### Work to be completed
Each entry below should be returned exactly as is, with the pictures removed.

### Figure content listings
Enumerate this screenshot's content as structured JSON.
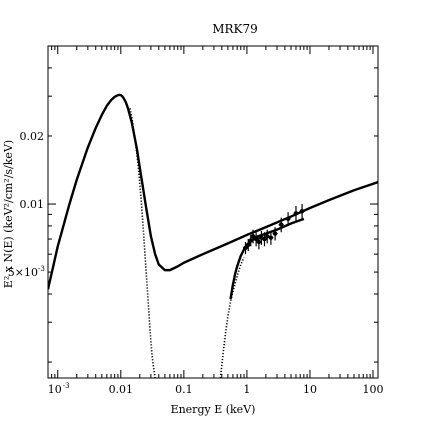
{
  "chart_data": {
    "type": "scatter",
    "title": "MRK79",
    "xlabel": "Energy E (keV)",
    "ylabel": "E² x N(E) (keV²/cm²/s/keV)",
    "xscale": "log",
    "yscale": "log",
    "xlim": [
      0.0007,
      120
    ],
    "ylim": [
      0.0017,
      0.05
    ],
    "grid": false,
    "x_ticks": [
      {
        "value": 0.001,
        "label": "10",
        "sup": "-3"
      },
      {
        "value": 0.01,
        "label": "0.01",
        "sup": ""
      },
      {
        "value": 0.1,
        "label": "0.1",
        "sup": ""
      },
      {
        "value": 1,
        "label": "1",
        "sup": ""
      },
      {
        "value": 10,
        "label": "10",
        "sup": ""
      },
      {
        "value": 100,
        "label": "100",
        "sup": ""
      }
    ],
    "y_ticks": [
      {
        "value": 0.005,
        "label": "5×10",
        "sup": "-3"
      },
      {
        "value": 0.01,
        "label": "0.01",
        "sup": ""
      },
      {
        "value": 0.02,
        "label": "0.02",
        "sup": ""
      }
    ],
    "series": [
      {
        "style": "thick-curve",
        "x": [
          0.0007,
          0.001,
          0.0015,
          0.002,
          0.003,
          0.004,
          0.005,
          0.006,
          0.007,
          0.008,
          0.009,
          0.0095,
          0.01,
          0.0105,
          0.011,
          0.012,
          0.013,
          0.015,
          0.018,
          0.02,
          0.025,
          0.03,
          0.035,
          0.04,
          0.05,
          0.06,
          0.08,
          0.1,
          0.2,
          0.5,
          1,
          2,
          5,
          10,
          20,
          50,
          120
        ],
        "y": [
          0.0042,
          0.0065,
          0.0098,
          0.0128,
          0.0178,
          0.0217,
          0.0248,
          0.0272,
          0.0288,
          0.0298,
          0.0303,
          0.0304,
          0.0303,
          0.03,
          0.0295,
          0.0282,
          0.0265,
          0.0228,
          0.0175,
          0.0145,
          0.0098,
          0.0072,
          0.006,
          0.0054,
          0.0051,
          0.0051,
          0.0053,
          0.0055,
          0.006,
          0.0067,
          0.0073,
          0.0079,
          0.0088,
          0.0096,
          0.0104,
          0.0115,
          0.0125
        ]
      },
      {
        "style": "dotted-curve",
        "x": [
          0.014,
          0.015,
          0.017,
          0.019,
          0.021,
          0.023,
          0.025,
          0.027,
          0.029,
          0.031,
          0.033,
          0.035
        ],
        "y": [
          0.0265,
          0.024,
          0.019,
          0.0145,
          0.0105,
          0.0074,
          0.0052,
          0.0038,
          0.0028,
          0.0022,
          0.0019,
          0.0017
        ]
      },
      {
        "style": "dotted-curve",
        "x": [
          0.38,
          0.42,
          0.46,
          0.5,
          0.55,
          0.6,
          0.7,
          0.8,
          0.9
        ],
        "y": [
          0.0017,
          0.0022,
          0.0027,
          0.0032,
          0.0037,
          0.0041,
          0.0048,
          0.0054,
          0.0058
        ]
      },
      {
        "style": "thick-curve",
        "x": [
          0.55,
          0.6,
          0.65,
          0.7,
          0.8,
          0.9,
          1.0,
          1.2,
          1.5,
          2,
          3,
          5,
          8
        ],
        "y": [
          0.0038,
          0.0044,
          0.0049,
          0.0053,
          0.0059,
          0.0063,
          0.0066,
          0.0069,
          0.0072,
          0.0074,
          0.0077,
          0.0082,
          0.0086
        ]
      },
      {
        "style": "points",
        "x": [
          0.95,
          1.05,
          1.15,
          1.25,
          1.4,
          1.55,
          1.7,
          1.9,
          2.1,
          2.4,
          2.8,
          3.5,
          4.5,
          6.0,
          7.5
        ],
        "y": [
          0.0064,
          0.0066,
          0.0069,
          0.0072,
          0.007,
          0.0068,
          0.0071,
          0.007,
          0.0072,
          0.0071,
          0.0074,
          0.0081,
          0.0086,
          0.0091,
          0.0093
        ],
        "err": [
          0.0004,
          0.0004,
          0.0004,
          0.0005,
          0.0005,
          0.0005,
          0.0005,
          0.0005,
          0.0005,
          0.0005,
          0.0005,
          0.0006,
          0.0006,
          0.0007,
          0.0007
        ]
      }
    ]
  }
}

### Written response
Enumerate this screenshot's content as structured JSON.
{
  "chart_data": {
    "type": "scatter",
    "title": "MRK79",
    "xlabel": "Energy E (keV)",
    "ylabel": "E² x N(E) (keV²/cm²/s/keV)",
    "xscale": "log",
    "yscale": "log",
    "xlim": [
      0.0007,
      120
    ],
    "ylim": [
      0.0017,
      0.05
    ],
    "grid": false,
    "x_ticks": [
      {
        "value": 0.001,
        "label": "10",
        "sup": "-3"
      },
      {
        "value": 0.01,
        "label": "0.01",
        "sup": ""
      },
      {
        "value": 0.1,
        "label": "0.1",
        "sup": ""
      },
      {
        "value": 1,
        "label": "1",
        "sup": ""
      },
      {
        "value": 10,
        "label": "10",
        "sup": ""
      },
      {
        "value": 100,
        "label": "100",
        "sup": ""
      }
    ],
    "y_ticks": [
      {
        "value": 0.005,
        "label": "5×10",
        "sup": "-3"
      },
      {
        "value": 0.01,
        "label": "0.01",
        "sup": ""
      },
      {
        "value": 0.02,
        "label": "0.02",
        "sup": ""
      }
    ],
    "series": [
      {
        "style": "thick-curve",
        "x": [
          0.0007,
          0.001,
          0.0015,
          0.002,
          0.003,
          0.004,
          0.005,
          0.006,
          0.007,
          0.008,
          0.009,
          0.0095,
          0.01,
          0.0105,
          0.011,
          0.012,
          0.013,
          0.015,
          0.018,
          0.02,
          0.025,
          0.03,
          0.035,
          0.04,
          0.05,
          0.06,
          0.08,
          0.1,
          0.2,
          0.5,
          1,
          2,
          5,
          10,
          20,
          50,
          120
        ],
        "y": [
          0.0042,
          0.0065,
          0.0098,
          0.0128,
          0.0178,
          0.0217,
          0.0248,
          0.0272,
          0.0288,
          0.0298,
          0.0303,
          0.0304,
          0.0303,
          0.03,
          0.0295,
          0.0282,
          0.0265,
          0.0228,
          0.0175,
          0.0145,
          0.0098,
          0.0072,
          0.006,
          0.0054,
          0.0051,
          0.0051,
          0.0053,
          0.0055,
          0.006,
          0.0067,
          0.0073,
          0.0079,
          0.0088,
          0.0096,
          0.0104,
          0.0115,
          0.0125
        ]
      },
      {
        "style": "dotted-curve",
        "x": [
          0.014,
          0.015,
          0.017,
          0.019,
          0.021,
          0.023,
          0.025,
          0.027,
          0.029,
          0.031,
          0.033,
          0.035
        ],
        "y": [
          0.0265,
          0.024,
          0.019,
          0.0145,
          0.0105,
          0.0074,
          0.0052,
          0.0038,
          0.0028,
          0.0022,
          0.0019,
          0.0017
        ]
      },
      {
        "style": "dotted-curve",
        "x": [
          0.38,
          0.42,
          0.46,
          0.5,
          0.55,
          0.6,
          0.7,
          0.8,
          0.9
        ],
        "y": [
          0.0017,
          0.0022,
          0.0027,
          0.0032,
          0.0037,
          0.0041,
          0.0048,
          0.0054,
          0.0058
        ]
      },
      {
        "style": "thick-curve",
        "x": [
          0.55,
          0.6,
          0.65,
          0.7,
          0.8,
          0.9,
          1.0,
          1.2,
          1.5,
          2,
          3,
          5,
          8
        ],
        "y": [
          0.0038,
          0.0044,
          0.0049,
          0.0053,
          0.0059,
          0.0063,
          0.0066,
          0.0069,
          0.0072,
          0.0074,
          0.0077,
          0.0082,
          0.0086
        ]
      },
      {
        "style": "points",
        "x": [
          0.95,
          1.05,
          1.15,
          1.25,
          1.4,
          1.55,
          1.7,
          1.9,
          2.1,
          2.4,
          2.8,
          3.5,
          4.5,
          6.0,
          7.5
        ],
        "y": [
          0.0064,
          0.0066,
          0.0069,
          0.0072,
          0.007,
          0.0068,
          0.0071,
          0.007,
          0.0072,
          0.0071,
          0.0074,
          0.0081,
          0.0086,
          0.0091,
          0.0093
        ],
        "err": [
          0.0004,
          0.0004,
          0.0004,
          0.0005,
          0.0005,
          0.0005,
          0.0005,
          0.0005,
          0.0005,
          0.0005,
          0.0005,
          0.0006,
          0.0006,
          0.0007,
          0.0007
        ]
      }
    ]
  }
}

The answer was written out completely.